## YOUR TASK
Print the entries in full, word for word, but not the pictures.

===== SUPPLIED RECORDS =====

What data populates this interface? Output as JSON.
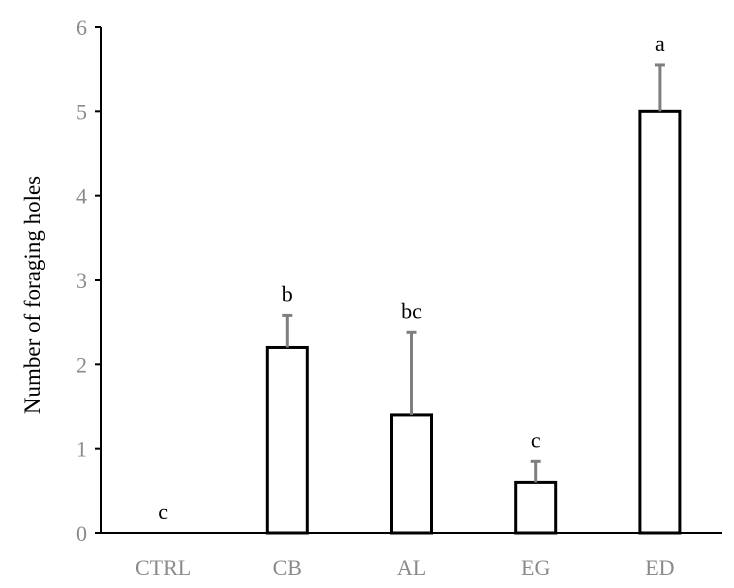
{
  "chart_data": {
    "type": "bar",
    "title": "",
    "xlabel": "",
    "ylabel": "Number of foraging holes",
    "ylim": [
      0,
      6
    ],
    "yticks": [
      0,
      1,
      2,
      3,
      4,
      5,
      6
    ],
    "grid": false,
    "legend": "none",
    "categories": [
      "CTRL",
      "CB",
      "AL",
      "EG",
      "ED"
    ],
    "values": [
      0,
      2.2,
      1.4,
      0.6,
      5.0
    ],
    "error_upper": [
      0,
      0.38,
      0.98,
      0.25,
      0.55
    ],
    "significance_labels": [
      "c",
      "b",
      "bc",
      "c",
      "a"
    ],
    "colors": {
      "bar_fill": "#ffffff",
      "bar_stroke": "#000000",
      "error_bar": "#7f7f7f",
      "axis": "#000000",
      "tick_label": "#8a8a8a"
    }
  }
}
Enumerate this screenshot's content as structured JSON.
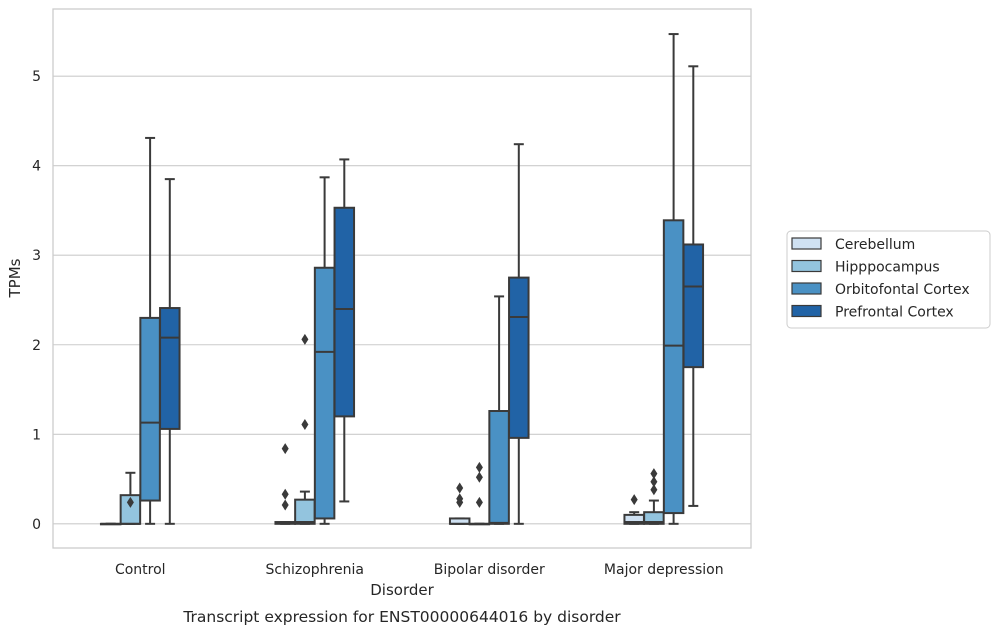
{
  "chart_data": {
    "type": "box",
    "caption": "Transcript expression for ENST00000644016 by disorder",
    "xlabel": "Disorder",
    "ylabel": "TPMs",
    "ylim": [
      -0.27,
      5.75
    ],
    "yticks": [
      0,
      1,
      2,
      3,
      4,
      5
    ],
    "grid": true,
    "legend_position": "right",
    "categories": [
      "Control",
      "Schizophrenia",
      "Bipolar disorder",
      "Major depression"
    ],
    "series": [
      {
        "name": "Cerebellum",
        "color": "#cfe1f2",
        "boxes": [
          {
            "whislo": 0,
            "q1": 0,
            "med": 0,
            "q3": 0,
            "whishi": 0,
            "fliers": []
          },
          {
            "whislo": 0,
            "q1": 0,
            "med": 0.01,
            "q3": 0.02,
            "whishi": 0.02,
            "fliers": [
              0.21,
              0.33,
              0.84
            ]
          },
          {
            "whislo": 0,
            "q1": 0,
            "med": 0,
            "q3": 0.06,
            "whishi": 0.06,
            "fliers": [
              0.24,
              0.28,
              0.4
            ]
          },
          {
            "whislo": 0,
            "q1": 0,
            "med": 0.02,
            "q3": 0.1,
            "whishi": 0.13,
            "fliers": [
              0.27
            ]
          }
        ]
      },
      {
        "name": "Hipppocampus",
        "color": "#93c4de",
        "boxes": [
          {
            "whislo": 0,
            "q1": 0,
            "med": 0,
            "q3": 0.32,
            "whishi": 0.57,
            "fliers": [
              0.24
            ]
          },
          {
            "whislo": 0,
            "q1": 0,
            "med": 0.02,
            "q3": 0.27,
            "whishi": 0.36,
            "fliers": [
              1.11,
              2.06
            ]
          },
          {
            "whislo": 0,
            "q1": 0,
            "med": 0,
            "q3": 0,
            "whishi": 0,
            "fliers": [
              0.24,
              0.52,
              0.63
            ]
          },
          {
            "whislo": 0,
            "q1": 0,
            "med": 0.02,
            "q3": 0.13,
            "whishi": 0.26,
            "fliers": [
              0.38,
              0.47,
              0.56
            ]
          }
        ]
      },
      {
        "name": "Orbitofontal Cortex",
        "color": "#4a91c4",
        "boxes": [
          {
            "whislo": 0,
            "q1": 0.26,
            "med": 1.13,
            "q3": 2.3,
            "whishi": 4.31,
            "fliers": []
          },
          {
            "whislo": 0,
            "q1": 0.06,
            "med": 1.92,
            "q3": 2.86,
            "whishi": 3.87,
            "fliers": []
          },
          {
            "whislo": 0,
            "q1": 0,
            "med": 0.01,
            "q3": 1.26,
            "whishi": 2.54,
            "fliers": []
          },
          {
            "whislo": 0,
            "q1": 0.12,
            "med": 1.99,
            "q3": 3.39,
            "whishi": 5.47,
            "fliers": []
          }
        ]
      },
      {
        "name": "Prefrontal Cortex",
        "color": "#2163a6",
        "boxes": [
          {
            "whislo": 0,
            "q1": 1.06,
            "med": 2.08,
            "q3": 2.41,
            "whishi": 3.85,
            "fliers": []
          },
          {
            "whislo": 0.25,
            "q1": 1.2,
            "med": 2.4,
            "q3": 3.53,
            "whishi": 4.07,
            "fliers": []
          },
          {
            "whislo": 0,
            "q1": 0.96,
            "med": 2.31,
            "q3": 2.75,
            "whishi": 4.24,
            "fliers": []
          },
          {
            "whislo": 0.2,
            "q1": 1.75,
            "med": 2.65,
            "q3": 3.12,
            "whishi": 5.11,
            "fliers": []
          }
        ]
      }
    ]
  }
}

=====

## THE ANSWER
What data populates this interface? Output as JSON.
{
  "chart_data": {
    "type": "bar",
    "title": "",
    "xlabel": "",
    "ylabel": "Number of foraging holes",
    "ylim": [
      0,
      6
    ],
    "yticks": [
      0,
      1,
      2,
      3,
      4,
      5,
      6
    ],
    "grid": false,
    "legend": "none",
    "categories": [
      "CTRL",
      "CB",
      "AL",
      "EG",
      "ED"
    ],
    "values": [
      0,
      2.2,
      1.4,
      0.6,
      5.0
    ],
    "error_upper": [
      0,
      0.38,
      0.98,
      0.25,
      0.55
    ],
    "significance_labels": [
      "c",
      "b",
      "bc",
      "c",
      "a"
    ],
    "colors": {
      "bar_fill": "#ffffff",
      "bar_stroke": "#000000",
      "error_bar": "#7f7f7f",
      "axis": "#000000",
      "tick_label": "#8a8a8a"
    }
  }
}
Enumerate this screenshot's content as structured JSON.
{
  "chart_data": {
    "type": "box",
    "caption": "Transcript expression for ENST00000644016 by disorder",
    "xlabel": "Disorder",
    "ylabel": "TPMs",
    "ylim": [
      -0.27,
      5.75
    ],
    "yticks": [
      0,
      1,
      2,
      3,
      4,
      5
    ],
    "grid": true,
    "legend_position": "right",
    "categories": [
      "Control",
      "Schizophrenia",
      "Bipolar disorder",
      "Major depression"
    ],
    "series": [
      {
        "name": "Cerebellum",
        "color": "#cfe1f2",
        "boxes": [
          {
            "whislo": 0,
            "q1": 0,
            "med": 0,
            "q3": 0,
            "whishi": 0,
            "fliers": []
          },
          {
            "whislo": 0,
            "q1": 0,
            "med": 0.01,
            "q3": 0.02,
            "whishi": 0.02,
            "fliers": [
              0.21,
              0.33,
              0.84
            ]
          },
          {
            "whislo": 0,
            "q1": 0,
            "med": 0,
            "q3": 0.06,
            "whishi": 0.06,
            "fliers": [
              0.24,
              0.28,
              0.4
            ]
          },
          {
            "whislo": 0,
            "q1": 0,
            "med": 0.02,
            "q3": 0.1,
            "whishi": 0.13,
            "fliers": [
              0.27
            ]
          }
        ]
      },
      {
        "name": "Hipppocampus",
        "color": "#93c4de",
        "boxes": [
          {
            "whislo": 0,
            "q1": 0,
            "med": 0,
            "q3": 0.32,
            "whishi": 0.57,
            "fliers": [
              0.24
            ]
          },
          {
            "whislo": 0,
            "q1": 0,
            "med": 0.02,
            "q3": 0.27,
            "whishi": 0.36,
            "fliers": [
              1.11,
              2.06
            ]
          },
          {
            "whislo": 0,
            "q1": 0,
            "med": 0,
            "q3": 0,
            "whishi": 0,
            "fliers": [
              0.24,
              0.52,
              0.63
            ]
          },
          {
            "whislo": 0,
            "q1": 0,
            "med": 0.02,
            "q3": 0.13,
            "whishi": 0.26,
            "fliers": [
              0.38,
              0.47,
              0.56
            ]
          }
        ]
      },
      {
        "name": "Orbitofontal Cortex",
        "color": "#4a91c4",
        "boxes": [
          {
            "whislo": 0,
            "q1": 0.26,
            "med": 1.13,
            "q3": 2.3,
            "whishi": 4.31,
            "fliers": []
          },
          {
            "whislo": 0,
            "q1": 0.06,
            "med": 1.92,
            "q3": 2.86,
            "whishi": 3.87,
            "fliers": []
          },
          {
            "whislo": 0,
            "q1": 0,
            "med": 0.01,
            "q3": 1.26,
            "whishi": 2.54,
            "fliers": []
          },
          {
            "whislo": 0,
            "q1": 0.12,
            "med": 1.99,
            "q3": 3.39,
            "whishi": 5.47,
            "fliers": []
          }
        ]
      },
      {
        "name": "Prefrontal Cortex",
        "color": "#2163a6",
        "boxes": [
          {
            "whislo": 0,
            "q1": 1.06,
            "med": 2.08,
            "q3": 2.41,
            "whishi": 3.85,
            "fliers": []
          },
          {
            "whislo": 0.25,
            "q1": 1.2,
            "med": 2.4,
            "q3": 3.53,
            "whishi": 4.07,
            "fliers": []
          },
          {
            "whislo": 0,
            "q1": 0.96,
            "med": 2.31,
            "q3": 2.75,
            "whishi": 4.24,
            "fliers": []
          },
          {
            "whislo": 0.2,
            "q1": 1.75,
            "med": 2.65,
            "q3": 3.12,
            "whishi": 5.11,
            "fliers": []
          }
        ]
      }
    ]
  }
}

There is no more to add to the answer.